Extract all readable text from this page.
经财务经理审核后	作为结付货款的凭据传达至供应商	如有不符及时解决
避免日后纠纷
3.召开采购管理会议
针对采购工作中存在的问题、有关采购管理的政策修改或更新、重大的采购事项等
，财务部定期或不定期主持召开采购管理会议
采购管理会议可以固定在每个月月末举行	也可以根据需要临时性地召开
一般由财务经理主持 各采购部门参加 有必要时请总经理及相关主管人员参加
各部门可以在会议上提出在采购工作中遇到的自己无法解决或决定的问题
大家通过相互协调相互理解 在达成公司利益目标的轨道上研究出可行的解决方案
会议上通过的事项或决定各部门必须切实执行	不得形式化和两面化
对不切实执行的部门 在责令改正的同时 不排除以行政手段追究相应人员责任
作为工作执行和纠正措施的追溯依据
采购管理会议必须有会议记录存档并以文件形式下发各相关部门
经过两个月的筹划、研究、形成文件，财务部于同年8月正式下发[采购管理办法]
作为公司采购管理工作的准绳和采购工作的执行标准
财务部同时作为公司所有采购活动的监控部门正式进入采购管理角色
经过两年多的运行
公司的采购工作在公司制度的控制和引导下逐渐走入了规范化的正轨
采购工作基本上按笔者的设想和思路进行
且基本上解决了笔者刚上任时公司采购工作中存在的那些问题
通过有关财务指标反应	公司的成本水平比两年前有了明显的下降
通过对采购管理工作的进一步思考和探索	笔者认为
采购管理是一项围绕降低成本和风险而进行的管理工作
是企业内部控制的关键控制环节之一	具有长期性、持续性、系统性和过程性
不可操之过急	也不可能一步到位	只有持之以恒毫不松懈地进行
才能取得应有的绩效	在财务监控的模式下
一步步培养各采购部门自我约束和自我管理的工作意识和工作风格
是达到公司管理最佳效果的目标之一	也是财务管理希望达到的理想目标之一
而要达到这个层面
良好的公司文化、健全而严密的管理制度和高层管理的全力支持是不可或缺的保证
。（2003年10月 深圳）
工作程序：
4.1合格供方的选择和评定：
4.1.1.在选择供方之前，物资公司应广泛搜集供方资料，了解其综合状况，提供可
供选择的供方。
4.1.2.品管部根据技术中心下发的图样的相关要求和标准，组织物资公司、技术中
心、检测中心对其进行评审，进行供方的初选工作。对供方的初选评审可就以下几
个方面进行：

______________________________

:: GIVEN REQUEST ::
Every record shown above should be written out again exactly.

:: SOLUTION TO THIS PROBLEM ::
Extract all readable text from this page.
经财务经理审核后	作为结付货款的凭据传达至供应商	如有不符及时解决
避免日后纠纷
3.召开采购管理会议
针对采购工作中存在的问题、有关采购管理的政策修改或更新、重大的采购事项等
，财务部定期或不定期主持召开采购管理会议
采购管理会议可以固定在每个月月末举行	也可以根据需要临时性地召开
一般由财务经理主持 各采购部门参加 有必要时请总经理及相关主管人员参加
各部门可以在会议上提出在采购工作中遇到的自己无法解决或决定的问题
大家通过相互协调相互理解 在达成公司利益目标的轨道上研究出可行的解决方案
会议上通过的事项或决定各部门必须切实执行	不得形式化和两面化
对不切实执行的部门 在责令改正的同时 不排除以行政手段追究相应人员责任
作为工作执行和纠正措施的追溯依据
采购管理会议必须有会议记录存档并以文件形式下发各相关部门
经过两个月的筹划、研究、形成文件，财务部于同年8月正式下发[采购管理办法]
作为公司采购管理工作的准绳和采购工作的执行标准
财务部同时作为公司所有采购活动的监控部门正式进入采购管理角色
经过两年多的运行
公司的采购工作在公司制度的控制和引导下逐渐走入了规范化的正轨
采购工作基本上按笔者的设想和思路进行
且基本上解决了笔者刚上任时公司采购工作中存在的那些问题
通过有关财务指标反应	公司的成本水平比两年前有了明显的下降
通过对采购管理工作的进一步思考和探索	笔者认为
采购管理是一项围绕降低成本和风险而进行的管理工作
是企业内部控制的关键控制环节之一	具有长期性、持续性、系统性和过程性
不可操之过急	也不可能一步到位	只有持之以恒毫不松懈地进行
才能取得应有的绩效	在财务监控的模式下
一步步培养各采购部门自我约束和自我管理的工作意识和工作风格
是达到公司管理最佳效果的目标之一	也是财务管理希望达到的理想目标之一
而要达到这个层面
良好的公司文化、健全而严密的管理制度和高层管理的全力支持是不可或缺的保证
。（2003年10月 深圳）
工作程序：
4.1合格供方的选择和评定：
4.1.1.在选择供方之前，物资公司应广泛搜集供方资料，了解其综合状况，提供可
供选择的供方。
4.1.2.品管部根据技术中心下发的图样的相关要求和标准，组织物资公司、技术中
心、检测中心对其进行评审，进行供方的初选工作。对供方的初选评审可就以下几
个方面进行：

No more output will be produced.